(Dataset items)
--------

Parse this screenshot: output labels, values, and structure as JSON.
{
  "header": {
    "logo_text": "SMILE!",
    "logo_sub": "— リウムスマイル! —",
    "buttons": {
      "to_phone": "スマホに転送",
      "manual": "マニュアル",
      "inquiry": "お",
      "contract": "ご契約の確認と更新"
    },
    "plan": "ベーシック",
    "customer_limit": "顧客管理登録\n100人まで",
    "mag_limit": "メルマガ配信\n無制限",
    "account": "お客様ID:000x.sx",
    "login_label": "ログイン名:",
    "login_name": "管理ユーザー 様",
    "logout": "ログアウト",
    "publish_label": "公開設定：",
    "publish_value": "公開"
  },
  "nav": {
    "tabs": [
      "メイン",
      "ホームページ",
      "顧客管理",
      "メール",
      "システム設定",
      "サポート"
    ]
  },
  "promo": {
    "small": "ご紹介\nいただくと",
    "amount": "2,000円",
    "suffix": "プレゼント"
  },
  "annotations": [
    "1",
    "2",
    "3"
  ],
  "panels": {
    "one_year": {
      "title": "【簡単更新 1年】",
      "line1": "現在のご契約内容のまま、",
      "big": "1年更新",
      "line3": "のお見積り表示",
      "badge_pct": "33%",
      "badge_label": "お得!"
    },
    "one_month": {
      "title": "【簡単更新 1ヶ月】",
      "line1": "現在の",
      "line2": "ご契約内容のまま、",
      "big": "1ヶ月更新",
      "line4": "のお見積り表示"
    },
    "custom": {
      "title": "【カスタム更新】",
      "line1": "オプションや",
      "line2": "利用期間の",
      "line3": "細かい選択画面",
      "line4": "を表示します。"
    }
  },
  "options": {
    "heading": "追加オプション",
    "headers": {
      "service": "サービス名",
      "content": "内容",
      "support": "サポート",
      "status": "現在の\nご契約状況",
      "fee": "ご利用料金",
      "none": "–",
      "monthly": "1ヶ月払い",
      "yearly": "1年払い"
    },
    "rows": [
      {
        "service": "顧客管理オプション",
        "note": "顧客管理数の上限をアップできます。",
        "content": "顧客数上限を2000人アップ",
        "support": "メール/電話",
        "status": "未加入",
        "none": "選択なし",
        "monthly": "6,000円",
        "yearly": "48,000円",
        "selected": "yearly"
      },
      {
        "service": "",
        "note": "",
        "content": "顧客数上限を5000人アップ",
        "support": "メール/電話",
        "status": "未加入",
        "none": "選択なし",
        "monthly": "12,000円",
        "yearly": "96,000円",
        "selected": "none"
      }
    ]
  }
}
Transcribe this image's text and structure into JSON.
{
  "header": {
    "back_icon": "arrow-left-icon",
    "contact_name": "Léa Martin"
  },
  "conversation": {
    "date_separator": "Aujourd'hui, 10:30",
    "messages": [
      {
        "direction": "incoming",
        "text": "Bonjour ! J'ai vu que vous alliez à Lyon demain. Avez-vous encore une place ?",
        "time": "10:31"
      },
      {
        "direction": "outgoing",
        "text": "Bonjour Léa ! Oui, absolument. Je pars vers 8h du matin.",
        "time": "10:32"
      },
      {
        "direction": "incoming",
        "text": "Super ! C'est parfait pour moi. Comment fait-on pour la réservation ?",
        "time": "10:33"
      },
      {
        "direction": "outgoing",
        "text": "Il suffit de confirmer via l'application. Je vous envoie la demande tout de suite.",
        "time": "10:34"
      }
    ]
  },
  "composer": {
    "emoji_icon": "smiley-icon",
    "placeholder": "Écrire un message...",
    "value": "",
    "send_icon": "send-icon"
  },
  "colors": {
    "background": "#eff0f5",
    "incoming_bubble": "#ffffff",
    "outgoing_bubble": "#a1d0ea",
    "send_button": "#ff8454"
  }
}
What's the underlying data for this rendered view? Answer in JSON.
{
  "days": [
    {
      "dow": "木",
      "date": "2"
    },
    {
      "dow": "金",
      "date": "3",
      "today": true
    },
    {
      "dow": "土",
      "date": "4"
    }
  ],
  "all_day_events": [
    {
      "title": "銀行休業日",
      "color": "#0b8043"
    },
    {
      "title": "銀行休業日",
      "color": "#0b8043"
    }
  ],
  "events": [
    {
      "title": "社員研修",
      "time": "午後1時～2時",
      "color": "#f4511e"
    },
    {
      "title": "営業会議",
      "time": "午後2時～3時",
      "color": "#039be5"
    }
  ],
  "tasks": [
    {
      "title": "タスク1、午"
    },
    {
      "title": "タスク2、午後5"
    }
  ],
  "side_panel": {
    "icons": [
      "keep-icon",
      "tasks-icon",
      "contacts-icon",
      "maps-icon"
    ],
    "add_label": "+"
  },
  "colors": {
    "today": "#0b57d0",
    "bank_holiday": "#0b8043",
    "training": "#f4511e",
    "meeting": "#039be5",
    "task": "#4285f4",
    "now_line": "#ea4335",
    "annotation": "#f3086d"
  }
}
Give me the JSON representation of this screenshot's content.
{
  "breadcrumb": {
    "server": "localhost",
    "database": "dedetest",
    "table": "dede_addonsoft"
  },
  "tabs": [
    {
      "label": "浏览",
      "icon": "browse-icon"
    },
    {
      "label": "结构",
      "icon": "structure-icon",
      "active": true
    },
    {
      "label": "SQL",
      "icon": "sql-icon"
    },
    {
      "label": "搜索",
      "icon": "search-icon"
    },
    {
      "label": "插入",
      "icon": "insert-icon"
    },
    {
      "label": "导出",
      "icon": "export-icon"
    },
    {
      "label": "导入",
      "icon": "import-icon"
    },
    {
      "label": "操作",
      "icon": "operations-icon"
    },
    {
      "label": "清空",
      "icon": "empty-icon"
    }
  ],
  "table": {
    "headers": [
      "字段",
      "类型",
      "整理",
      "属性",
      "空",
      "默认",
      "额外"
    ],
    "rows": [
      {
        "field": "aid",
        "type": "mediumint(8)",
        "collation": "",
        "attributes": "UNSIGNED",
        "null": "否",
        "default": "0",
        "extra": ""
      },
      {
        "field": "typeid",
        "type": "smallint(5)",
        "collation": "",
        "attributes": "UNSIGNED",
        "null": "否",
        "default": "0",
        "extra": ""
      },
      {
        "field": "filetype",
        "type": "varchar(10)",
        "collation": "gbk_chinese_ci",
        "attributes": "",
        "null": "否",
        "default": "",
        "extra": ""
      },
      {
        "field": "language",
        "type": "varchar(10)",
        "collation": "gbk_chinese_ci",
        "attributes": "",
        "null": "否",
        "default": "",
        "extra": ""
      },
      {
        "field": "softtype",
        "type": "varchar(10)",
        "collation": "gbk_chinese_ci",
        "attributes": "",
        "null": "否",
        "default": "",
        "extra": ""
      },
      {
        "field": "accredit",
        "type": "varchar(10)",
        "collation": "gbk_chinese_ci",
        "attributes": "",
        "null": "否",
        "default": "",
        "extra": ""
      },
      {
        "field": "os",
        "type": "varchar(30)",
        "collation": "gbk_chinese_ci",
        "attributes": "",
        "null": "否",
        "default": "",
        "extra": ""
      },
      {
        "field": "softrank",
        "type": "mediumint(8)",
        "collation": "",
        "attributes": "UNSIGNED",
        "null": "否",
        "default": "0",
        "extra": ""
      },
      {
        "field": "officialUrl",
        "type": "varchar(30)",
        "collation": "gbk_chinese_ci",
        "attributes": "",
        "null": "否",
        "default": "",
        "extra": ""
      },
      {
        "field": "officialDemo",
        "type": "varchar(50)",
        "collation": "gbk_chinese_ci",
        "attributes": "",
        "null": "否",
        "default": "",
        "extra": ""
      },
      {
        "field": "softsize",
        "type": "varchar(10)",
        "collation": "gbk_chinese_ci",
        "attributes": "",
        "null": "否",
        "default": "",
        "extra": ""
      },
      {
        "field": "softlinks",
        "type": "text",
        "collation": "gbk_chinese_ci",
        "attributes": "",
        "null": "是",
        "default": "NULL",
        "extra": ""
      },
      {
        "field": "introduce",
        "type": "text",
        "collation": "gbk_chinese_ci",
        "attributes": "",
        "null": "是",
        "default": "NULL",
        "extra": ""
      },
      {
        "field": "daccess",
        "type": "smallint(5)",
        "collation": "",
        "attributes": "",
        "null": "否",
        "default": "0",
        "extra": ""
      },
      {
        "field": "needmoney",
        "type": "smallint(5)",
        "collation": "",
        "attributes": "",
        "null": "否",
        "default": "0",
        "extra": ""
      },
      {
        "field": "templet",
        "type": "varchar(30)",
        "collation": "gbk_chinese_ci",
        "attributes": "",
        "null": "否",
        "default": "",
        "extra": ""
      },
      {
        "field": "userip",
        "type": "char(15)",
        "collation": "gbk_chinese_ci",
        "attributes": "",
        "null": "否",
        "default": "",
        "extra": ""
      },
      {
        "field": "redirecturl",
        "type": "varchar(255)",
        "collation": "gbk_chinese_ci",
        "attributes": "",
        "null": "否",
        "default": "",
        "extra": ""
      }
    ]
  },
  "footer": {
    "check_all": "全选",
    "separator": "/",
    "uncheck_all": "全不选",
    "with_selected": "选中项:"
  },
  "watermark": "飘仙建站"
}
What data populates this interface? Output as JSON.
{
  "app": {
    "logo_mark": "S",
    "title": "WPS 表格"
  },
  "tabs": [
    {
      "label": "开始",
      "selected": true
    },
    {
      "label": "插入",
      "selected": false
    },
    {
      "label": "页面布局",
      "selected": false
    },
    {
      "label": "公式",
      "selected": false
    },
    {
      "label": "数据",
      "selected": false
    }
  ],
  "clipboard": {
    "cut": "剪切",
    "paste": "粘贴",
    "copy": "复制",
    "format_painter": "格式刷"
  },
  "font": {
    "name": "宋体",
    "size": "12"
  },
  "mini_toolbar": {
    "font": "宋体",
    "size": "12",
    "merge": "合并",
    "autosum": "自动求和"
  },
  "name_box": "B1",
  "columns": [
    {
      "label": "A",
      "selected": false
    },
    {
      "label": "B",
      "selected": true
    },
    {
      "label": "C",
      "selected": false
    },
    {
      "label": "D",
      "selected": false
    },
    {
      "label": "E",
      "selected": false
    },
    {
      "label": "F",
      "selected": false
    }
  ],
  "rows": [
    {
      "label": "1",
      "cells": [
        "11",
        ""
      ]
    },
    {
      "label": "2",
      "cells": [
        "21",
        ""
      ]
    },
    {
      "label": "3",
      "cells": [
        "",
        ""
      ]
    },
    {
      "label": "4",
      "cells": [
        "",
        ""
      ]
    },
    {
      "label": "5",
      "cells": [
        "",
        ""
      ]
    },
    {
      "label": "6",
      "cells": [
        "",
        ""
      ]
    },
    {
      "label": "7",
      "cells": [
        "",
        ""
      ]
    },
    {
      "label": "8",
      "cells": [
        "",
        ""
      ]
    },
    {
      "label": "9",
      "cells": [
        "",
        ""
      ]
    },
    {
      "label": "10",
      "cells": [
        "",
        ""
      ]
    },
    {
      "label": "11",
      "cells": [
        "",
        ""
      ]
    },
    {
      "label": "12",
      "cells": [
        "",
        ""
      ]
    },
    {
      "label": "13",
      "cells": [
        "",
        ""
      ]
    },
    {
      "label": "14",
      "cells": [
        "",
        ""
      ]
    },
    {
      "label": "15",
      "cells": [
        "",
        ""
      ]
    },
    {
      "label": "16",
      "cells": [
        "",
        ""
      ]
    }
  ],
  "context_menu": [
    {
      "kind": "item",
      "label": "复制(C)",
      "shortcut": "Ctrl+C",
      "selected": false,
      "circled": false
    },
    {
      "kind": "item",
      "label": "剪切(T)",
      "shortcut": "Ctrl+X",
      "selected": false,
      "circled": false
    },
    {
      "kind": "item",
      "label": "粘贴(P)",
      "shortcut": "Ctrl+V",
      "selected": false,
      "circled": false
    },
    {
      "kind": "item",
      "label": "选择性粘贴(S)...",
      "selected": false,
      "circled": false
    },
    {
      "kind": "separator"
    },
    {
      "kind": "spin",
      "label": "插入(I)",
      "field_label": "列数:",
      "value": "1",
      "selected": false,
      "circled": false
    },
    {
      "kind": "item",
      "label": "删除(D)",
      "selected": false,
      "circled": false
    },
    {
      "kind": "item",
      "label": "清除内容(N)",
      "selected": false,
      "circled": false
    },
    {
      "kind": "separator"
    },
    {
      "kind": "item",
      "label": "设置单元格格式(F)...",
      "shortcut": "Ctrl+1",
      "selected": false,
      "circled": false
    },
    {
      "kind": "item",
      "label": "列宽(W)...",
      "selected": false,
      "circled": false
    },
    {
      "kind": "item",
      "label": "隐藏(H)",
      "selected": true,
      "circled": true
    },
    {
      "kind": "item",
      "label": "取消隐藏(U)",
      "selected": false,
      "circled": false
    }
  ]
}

--------

- **GIVEN REQUEST**: Every line in the data that holds "Bonjour" should be copied out.

- **EXERCISE RESULT**:
        "text": "Bonjour ! J'ai vu que vous alliez à Lyon demain. Avez-vous encore une place ?",
        "text": "Bonjour Léa ! Oui, absolument. Je pars vers 8h du matin.",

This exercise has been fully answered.